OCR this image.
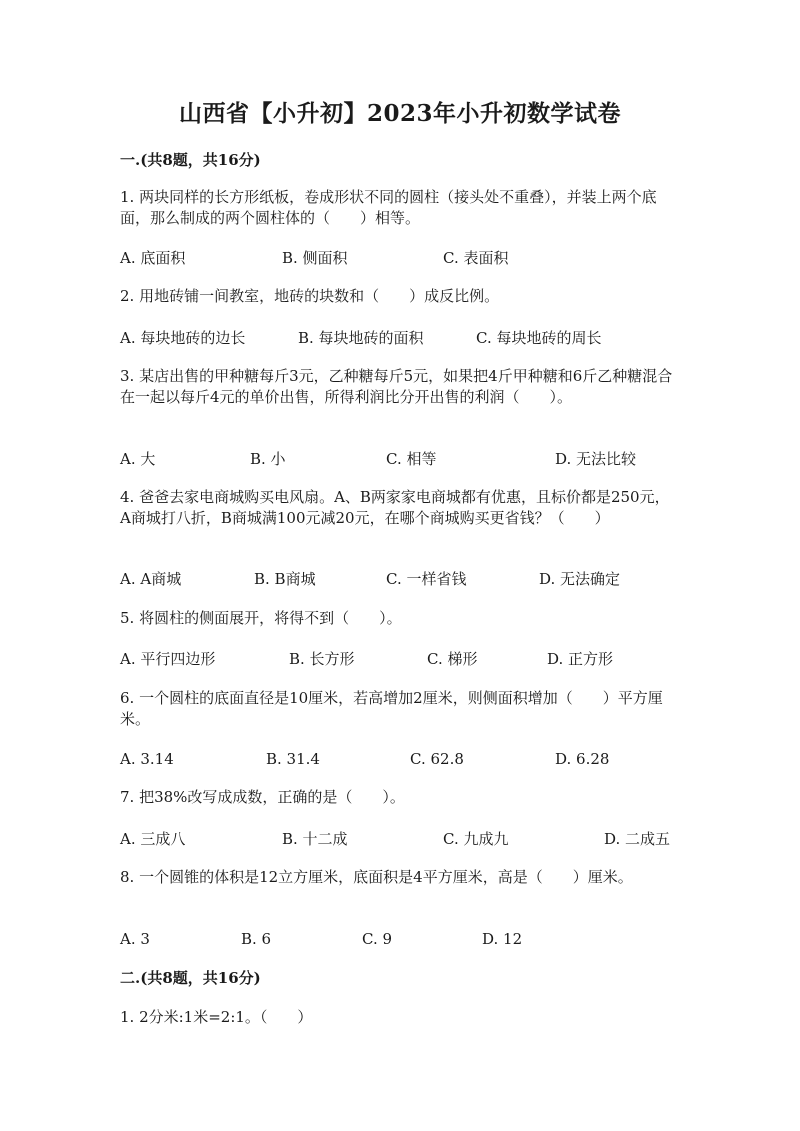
山西省【小升初】2023年小升初数学试卷
一.(共8题，共16分)
1. 两块同样的长方形纸板，卷成形状不同的圆柱（接头处不重叠），并装上两个底面，那么制成的两个圆柱体的（　　）相等。
A. 底面积	B. 侧面积	C. 表面积
2. 用地砖铺一间教室，地砖的块数和（　　）成反比例。
A. 每块地砖的边长	B. 每块地砖的面积	C. 每块地砖的周长
3. 某店出售的甲种糖每斤3元，乙种糖每斤5元，如果把4斤甲种糖和6斤乙种糖混合在一起以每斤4元的单价出售，所得利润比分开出售的利润（　　）。
A. 大	B. 小	C. 相等	D. 无法比较
4. 爸爸去家电商城购买电风扇。A、B两家家电商城都有优惠，且标价都是250元，A商城打八折，B商城满100元减20元，在哪个商城购买更省钱？（　　）
A. A商城	B. B商城	C. 一样省钱	D. 无法确定
5. 将圆柱的侧面展开，将得不到（　　）。
A. 平行四边形	B. 长方形	C. 梯形	D. 正方形
6. 一个圆柱的底面直径是10厘米，若高增加2厘米，则侧面积增加（　　）平方厘米。
A. 3.14	B. 31.4	C. 62.8	D. 6.28
7. 把38%改写成成数，正确的是（　　）。
A. 三成八	B. 十二成	C. 九成九	D. 二成五
8. 一个圆锥的体积是12立方厘米，底面积是4平方厘米，高是（　　）厘米。
A. 3	B. 6	C. 9	D. 12
二.(共8题，共16分)
1. 2分米:1米=2:1。（　　）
# # #
REQUIRED TASK: In your copy of the records, include no pictures; repeat everything else exactly.

ANSWER BELOW:
OCR this image.
山西省【小升初】2023年小升初数学试卷
一.(共8题，共16分)
1. 两块同样的长方形纸板，卷成形状不同的圆柱（接头处不重叠），并装上两个底面，那么制成的两个圆柱体的（　　）相等。
A. 底面积	B. 侧面积	C. 表面积
2. 用地砖铺一间教室，地砖的块数和（　　）成反比例。
A. 每块地砖的边长	B. 每块地砖的面积	C. 每块地砖的周长
3. 某店出售的甲种糖每斤3元，乙种糖每斤5元，如果把4斤甲种糖和6斤乙种糖混合在一起以每斤4元的单价出售，所得利润比分开出售的利润（　　）。
A. 大	B. 小	C. 相等	D. 无法比较
4. 爸爸去家电商城购买电风扇。A、B两家家电商城都有优惠，且标价都是250元，A商城打八折，B商城满100元减20元，在哪个商城购买更省钱？（　　）
A. A商城	B. B商城	C. 一样省钱	D. 无法确定
5. 将圆柱的侧面展开，将得不到（　　）。
A. 平行四边形	B. 长方形	C. 梯形	D. 正方形
6. 一个圆柱的底面直径是10厘米，若高增加2厘米，则侧面积增加（　　）平方厘米。
A. 3.14	B. 31.4	C. 62.8	D. 6.28
7. 把38%改写成成数，正确的是（　　）。
A. 三成八	B. 十二成	C. 九成九	D. 二成五
8. 一个圆锥的体积是12立方厘米，底面积是4平方厘米，高是（　　）厘米。
A. 3	B. 6	C. 9	D. 12
二.(共8题，共16分)
1. 2分米:1米=2:1。（　　）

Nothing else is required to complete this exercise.